#### Exercise prompt
Write the data out again, exactly as given.

#### Provided data
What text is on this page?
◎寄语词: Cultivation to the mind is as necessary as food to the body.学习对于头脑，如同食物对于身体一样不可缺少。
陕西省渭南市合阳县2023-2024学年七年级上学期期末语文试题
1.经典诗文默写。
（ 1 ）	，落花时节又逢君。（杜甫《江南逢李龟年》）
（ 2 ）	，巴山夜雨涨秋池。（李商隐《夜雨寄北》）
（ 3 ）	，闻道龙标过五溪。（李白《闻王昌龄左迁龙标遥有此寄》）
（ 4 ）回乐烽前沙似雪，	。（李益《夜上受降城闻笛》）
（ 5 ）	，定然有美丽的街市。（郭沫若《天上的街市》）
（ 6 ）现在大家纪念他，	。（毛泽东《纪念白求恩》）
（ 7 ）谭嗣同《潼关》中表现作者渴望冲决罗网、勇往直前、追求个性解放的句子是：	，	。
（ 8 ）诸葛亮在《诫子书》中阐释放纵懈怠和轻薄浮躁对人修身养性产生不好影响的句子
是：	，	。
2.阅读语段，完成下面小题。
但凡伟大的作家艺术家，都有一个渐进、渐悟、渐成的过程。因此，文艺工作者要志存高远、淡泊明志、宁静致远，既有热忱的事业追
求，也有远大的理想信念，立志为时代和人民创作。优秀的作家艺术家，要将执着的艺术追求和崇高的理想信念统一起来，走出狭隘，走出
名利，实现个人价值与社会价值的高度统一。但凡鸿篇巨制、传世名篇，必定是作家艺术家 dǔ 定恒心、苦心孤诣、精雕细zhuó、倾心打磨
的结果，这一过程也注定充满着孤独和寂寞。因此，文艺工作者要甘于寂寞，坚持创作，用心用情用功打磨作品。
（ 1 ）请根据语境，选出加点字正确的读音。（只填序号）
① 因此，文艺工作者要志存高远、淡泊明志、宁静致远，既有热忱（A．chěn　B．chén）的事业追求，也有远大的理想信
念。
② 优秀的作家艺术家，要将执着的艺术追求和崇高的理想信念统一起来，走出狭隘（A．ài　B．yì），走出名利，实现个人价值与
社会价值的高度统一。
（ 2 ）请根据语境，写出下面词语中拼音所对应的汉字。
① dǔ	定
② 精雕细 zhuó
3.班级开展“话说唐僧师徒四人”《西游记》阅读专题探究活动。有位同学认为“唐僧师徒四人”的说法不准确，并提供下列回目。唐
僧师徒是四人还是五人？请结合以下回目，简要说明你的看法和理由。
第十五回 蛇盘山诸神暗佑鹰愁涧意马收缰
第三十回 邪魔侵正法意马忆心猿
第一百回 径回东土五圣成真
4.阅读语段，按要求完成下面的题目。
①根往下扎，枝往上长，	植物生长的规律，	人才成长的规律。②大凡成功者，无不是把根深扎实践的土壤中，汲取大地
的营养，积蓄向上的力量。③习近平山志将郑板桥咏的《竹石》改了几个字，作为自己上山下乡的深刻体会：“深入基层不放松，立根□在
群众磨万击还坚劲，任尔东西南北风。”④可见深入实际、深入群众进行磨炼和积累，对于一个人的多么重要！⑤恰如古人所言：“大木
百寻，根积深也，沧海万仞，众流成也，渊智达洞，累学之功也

#### Final answer
What text is on this page?
◎寄语词: Cultivation to the mind is as necessary as food to the body.学习对于头脑，如同食物对于身体一样不可缺少。
陕西省渭南市合阳县2023-2024学年七年级上学期期末语文试题
1.经典诗文默写。
（ 1 ）	，落花时节又逢君。（杜甫《江南逢李龟年》）
（ 2 ）	，巴山夜雨涨秋池。（李商隐《夜雨寄北》）
（ 3 ）	，闻道龙标过五溪。（李白《闻王昌龄左迁龙标遥有此寄》）
（ 4 ）回乐烽前沙似雪，	。（李益《夜上受降城闻笛》）
（ 5 ）	，定然有美丽的街市。（郭沫若《天上的街市》）
（ 6 ）现在大家纪念他，	。（毛泽东《纪念白求恩》）
（ 7 ）谭嗣同《潼关》中表现作者渴望冲决罗网、勇往直前、追求个性解放的句子是：	，	。
（ 8 ）诸葛亮在《诫子书》中阐释放纵懈怠和轻薄浮躁对人修身养性产生不好影响的句子
是：	，	。
2.阅读语段，完成下面小题。
但凡伟大的作家艺术家，都有一个渐进、渐悟、渐成的过程。因此，文艺工作者要志存高远、淡泊明志、宁静致远，既有热忱的事业追
求，也有远大的理想信念，立志为时代和人民创作。优秀的作家艺术家，要将执着的艺术追求和崇高的理想信念统一起来，走出狭隘，走出
名利，实现个人价值与社会价值的高度统一。但凡鸿篇巨制、传世名篇，必定是作家艺术家 dǔ 定恒心、苦心孤诣、精雕细zhuó、倾心打磨
的结果，这一过程也注定充满着孤独和寂寞。因此，文艺工作者要甘于寂寞，坚持创作，用心用情用功打磨作品。
（ 1 ）请根据语境，选出加点字正确的读音。（只填序号）
① 因此，文艺工作者要志存高远、淡泊明志、宁静致远，既有热忱（A．chěn　B．chén）的事业追求，也有远大的理想信
念。
② 优秀的作家艺术家，要将执着的艺术追求和崇高的理想信念统一起来，走出狭隘（A．ài　B．yì），走出名利，实现个人价值与
社会价值的高度统一。
（ 2 ）请根据语境，写出下面词语中拼音所对应的汉字。
① dǔ	定
② 精雕细 zhuó
3.班级开展“话说唐僧师徒四人”《西游记》阅读专题探究活动。有位同学认为“唐僧师徒四人”的说法不准确，并提供下列回目。唐
僧师徒是四人还是五人？请结合以下回目，简要说明你的看法和理由。
第十五回 蛇盘山诸神暗佑鹰愁涧意马收缰
第三十回 邪魔侵正法意马忆心猿
第一百回 径回东土五圣成真
4.阅读语段，按要求完成下面的题目。
①根往下扎，枝往上长，	植物生长的规律，	人才成长的规律。②大凡成功者，无不是把根深扎实践的土壤中，汲取大地
的营养，积蓄向上的力量。③习近平山志将郑板桥咏的《竹石》改了几个字，作为自己上山下乡的深刻体会：“深入基层不放松，立根□在
群众磨万击还坚劲，任尔东西南北风。”④可见深入实际、深入群众进行磨炼和积累，对于一个人的多么重要！⑤恰如古人所言：“大木
百寻，根积深也，沧海万仞，众流成也，渊智达洞，累学之功也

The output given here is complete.